→ **AIM**: Copy the rows below verbatim, line for line, but omit the pictures.

→ **RECORDS FOR THIS TASK**:
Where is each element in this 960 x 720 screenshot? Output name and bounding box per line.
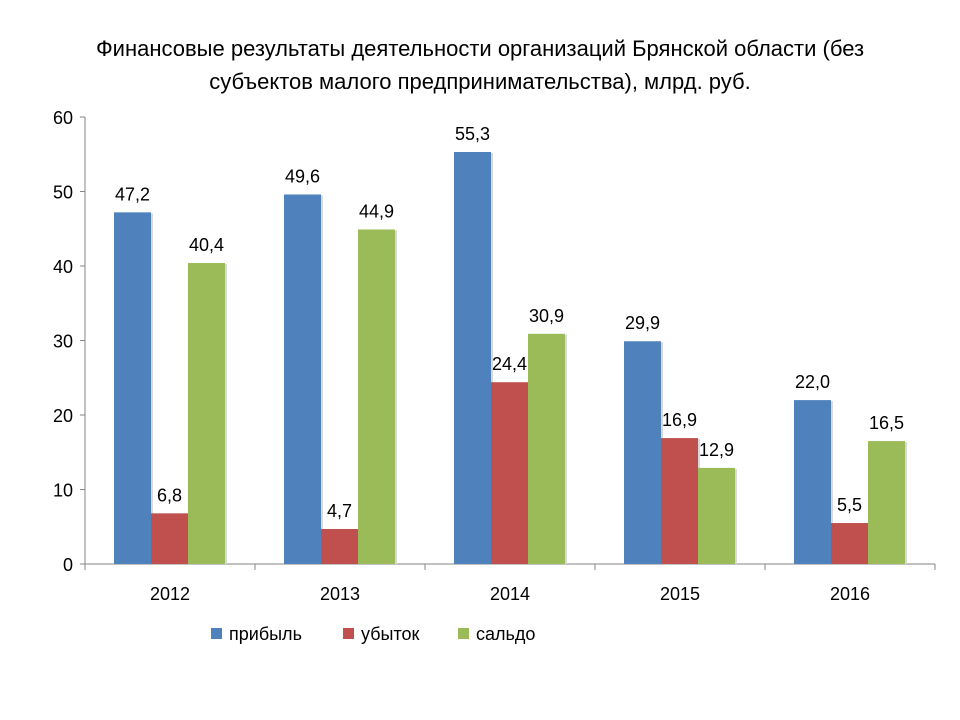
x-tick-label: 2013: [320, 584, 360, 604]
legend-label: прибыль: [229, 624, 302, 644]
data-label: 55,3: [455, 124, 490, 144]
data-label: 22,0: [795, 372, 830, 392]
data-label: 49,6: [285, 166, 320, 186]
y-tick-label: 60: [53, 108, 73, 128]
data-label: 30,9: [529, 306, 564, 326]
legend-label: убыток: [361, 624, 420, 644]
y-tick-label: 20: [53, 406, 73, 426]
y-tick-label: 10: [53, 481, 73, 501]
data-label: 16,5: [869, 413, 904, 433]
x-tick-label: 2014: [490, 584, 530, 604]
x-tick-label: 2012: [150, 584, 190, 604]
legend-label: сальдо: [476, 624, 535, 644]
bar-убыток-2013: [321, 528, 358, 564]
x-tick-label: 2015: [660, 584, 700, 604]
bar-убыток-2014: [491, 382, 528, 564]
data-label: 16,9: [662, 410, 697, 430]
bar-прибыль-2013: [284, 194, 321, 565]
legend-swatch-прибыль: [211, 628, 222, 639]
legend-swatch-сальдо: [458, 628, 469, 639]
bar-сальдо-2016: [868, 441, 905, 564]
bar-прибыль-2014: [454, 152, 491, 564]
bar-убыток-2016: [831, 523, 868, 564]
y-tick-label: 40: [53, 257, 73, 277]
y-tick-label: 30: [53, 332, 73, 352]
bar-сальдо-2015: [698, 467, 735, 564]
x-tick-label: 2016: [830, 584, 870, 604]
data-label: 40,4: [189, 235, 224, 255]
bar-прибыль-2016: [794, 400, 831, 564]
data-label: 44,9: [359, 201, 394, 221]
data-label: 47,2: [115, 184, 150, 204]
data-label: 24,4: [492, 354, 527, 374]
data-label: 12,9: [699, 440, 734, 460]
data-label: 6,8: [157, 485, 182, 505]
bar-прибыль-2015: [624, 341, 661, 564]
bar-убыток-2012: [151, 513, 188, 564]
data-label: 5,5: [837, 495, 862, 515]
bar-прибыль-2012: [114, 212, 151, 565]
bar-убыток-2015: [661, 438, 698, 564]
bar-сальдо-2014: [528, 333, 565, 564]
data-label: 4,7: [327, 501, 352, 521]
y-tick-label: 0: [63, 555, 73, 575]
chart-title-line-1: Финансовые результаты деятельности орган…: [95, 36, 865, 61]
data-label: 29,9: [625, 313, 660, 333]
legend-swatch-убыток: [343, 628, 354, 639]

→ **RESPONSE**:
Where is each element in this 960 x 720 screenshot? Output name and bounding box per line.
x-tick-label: 2013: [320, 584, 360, 604]
legend-label: прибыль: [229, 624, 302, 644]
data-label: 55,3: [455, 124, 490, 144]
data-label: 22,0: [795, 372, 830, 392]
data-label: 49,6: [285, 166, 320, 186]
y-tick-label: 60: [53, 108, 73, 128]
data-label: 30,9: [529, 306, 564, 326]
legend-label: убыток: [361, 624, 420, 644]
y-tick-label: 20: [53, 406, 73, 426]
y-tick-label: 10: [53, 481, 73, 501]
data-label: 16,5: [869, 413, 904, 433]
x-tick-label: 2014: [490, 584, 530, 604]
x-tick-label: 2012: [150, 584, 190, 604]
legend-label: сальдо: [476, 624, 535, 644]
bar-убыток-2013: [321, 528, 358, 564]
x-tick-label: 2015: [660, 584, 700, 604]
bar-убыток-2014: [491, 382, 528, 564]
data-label: 16,9: [662, 410, 697, 430]
bar-прибыль-2013: [284, 194, 321, 565]
legend-swatch-прибыль: [211, 628, 222, 639]
legend-swatch-сальдо: [458, 628, 469, 639]
bar-сальдо-2016: [868, 441, 905, 564]
bar-прибыль-2014: [454, 152, 491, 564]
bar-убыток-2016: [831, 523, 868, 564]
y-tick-label: 40: [53, 257, 73, 277]
y-tick-label: 30: [53, 332, 73, 352]
bar-сальдо-2015: [698, 467, 735, 564]
x-tick-label: 2016: [830, 584, 870, 604]
data-label: 40,4: [189, 235, 224, 255]
bar-прибыль-2016: [794, 400, 831, 564]
data-label: 44,9: [359, 201, 394, 221]
data-label: 47,2: [115, 184, 150, 204]
data-label: 24,4: [492, 354, 527, 374]
data-label: 12,9: [699, 440, 734, 460]
data-label: 6,8: [157, 485, 182, 505]
bar-прибыль-2015: [624, 341, 661, 564]
bar-убыток-2012: [151, 513, 188, 564]
data-label: 5,5: [837, 495, 862, 515]
bar-прибыль-2012: [114, 212, 151, 565]
bar-убыток-2015: [661, 438, 698, 564]
bar-сальдо-2014: [528, 333, 565, 564]
data-label: 4,7: [327, 501, 352, 521]
y-tick-label: 0: [63, 555, 73, 575]
chart-title-line-1: Финансовые результаты деятельности орган…: [95, 36, 865, 61]
data-label: 29,9: [625, 313, 660, 333]
legend-swatch-убыток: [343, 628, 354, 639]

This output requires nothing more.